TO BE DONE
Reproduce the listing from its beginning through the line containing "The node I is at (380, 317).", putting "go-kart" in place of "buggy" and keeping everything else unchanged.

GIVEN INFORMATION
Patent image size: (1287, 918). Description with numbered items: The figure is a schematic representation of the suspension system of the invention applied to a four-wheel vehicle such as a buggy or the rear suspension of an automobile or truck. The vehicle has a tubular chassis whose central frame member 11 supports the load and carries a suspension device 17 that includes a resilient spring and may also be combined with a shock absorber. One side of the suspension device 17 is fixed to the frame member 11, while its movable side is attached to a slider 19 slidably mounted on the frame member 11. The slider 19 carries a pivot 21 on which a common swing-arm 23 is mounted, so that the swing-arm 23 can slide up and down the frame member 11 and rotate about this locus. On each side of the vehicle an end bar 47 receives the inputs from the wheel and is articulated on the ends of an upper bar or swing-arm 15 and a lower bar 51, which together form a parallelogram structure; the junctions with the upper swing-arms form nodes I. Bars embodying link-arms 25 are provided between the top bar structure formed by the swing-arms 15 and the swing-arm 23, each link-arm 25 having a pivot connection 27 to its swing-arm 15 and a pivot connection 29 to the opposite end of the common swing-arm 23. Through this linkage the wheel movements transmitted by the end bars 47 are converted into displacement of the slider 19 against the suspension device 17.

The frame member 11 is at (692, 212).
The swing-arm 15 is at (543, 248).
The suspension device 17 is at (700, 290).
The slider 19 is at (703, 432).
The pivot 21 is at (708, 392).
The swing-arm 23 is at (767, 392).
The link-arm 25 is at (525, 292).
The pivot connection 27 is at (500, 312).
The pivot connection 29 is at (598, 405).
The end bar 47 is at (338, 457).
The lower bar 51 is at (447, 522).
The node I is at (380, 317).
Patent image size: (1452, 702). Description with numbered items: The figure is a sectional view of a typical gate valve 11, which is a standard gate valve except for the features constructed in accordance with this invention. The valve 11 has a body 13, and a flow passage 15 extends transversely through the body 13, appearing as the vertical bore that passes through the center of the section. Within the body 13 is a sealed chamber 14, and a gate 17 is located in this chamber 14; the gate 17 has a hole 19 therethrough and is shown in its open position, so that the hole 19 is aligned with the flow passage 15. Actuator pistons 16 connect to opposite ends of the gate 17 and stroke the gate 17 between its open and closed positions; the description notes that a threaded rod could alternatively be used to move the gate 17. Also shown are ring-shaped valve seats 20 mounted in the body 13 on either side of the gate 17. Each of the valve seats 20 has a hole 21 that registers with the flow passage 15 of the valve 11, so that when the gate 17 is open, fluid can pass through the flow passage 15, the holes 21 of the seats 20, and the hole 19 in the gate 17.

IN RESPONSE
Patent image size: (1287, 918). Description with numbered items: The figure is a schematic representation of the suspension system of the invention applied to a four-wheel vehicle such as a go-kart or the rear suspension of an automobile or truck. The vehicle has a tubular chassis whose central frame member 11 supports the load and carries a suspension device 17 that includes a resilient spring and may also be combined with a shock absorber. One side of the suspension device 17 is fixed to the frame member 11, while its movable side is attached to a slider 19 slidably mounted on the frame member 11. The slider 19 carries a pivot 21 on which a common swing-arm 23 is mounted, so that the swing-arm 23 can slide up and down the frame member 11 and rotate about this locus. On each side of the vehicle an end bar 47 receives the inputs from the wheel and is articulated on the ends of an upper bar or swing-arm 15 and a lower bar 51, which together form a parallelogram structure; the junctions with the upper swing-arms form nodes I. Bars embodying link-arms 25 are provided between the top bar structure formed by the swing-arms 15 and the swing-arm 23, each link-arm 25 having a pivot connection 27 to its swing-arm 15 and a pivot connection 29 to the opposite end of the common swing-arm 23. Through this linkage the wheel movements transmitted by the end bars 47 are converted into displacement of the slider 19 against the suspension device 17.

The frame member 11 is at (692, 212).
The swing-arm 15 is at (543, 248).
The suspension device 17 is at (700, 290).
The slider 19 is at (703, 432).
The pivot 21 is at (708, 392).
The swing-arm 23 is at (767, 392).
The link-arm 25 is at (525, 292).
The pivot connection 27 is at (500, 312).
The pivot connection 29 is at (598, 405).
The end bar 47 is at (338, 457).
The lower bar 51 is at (447, 522).
The node I is at (380, 317).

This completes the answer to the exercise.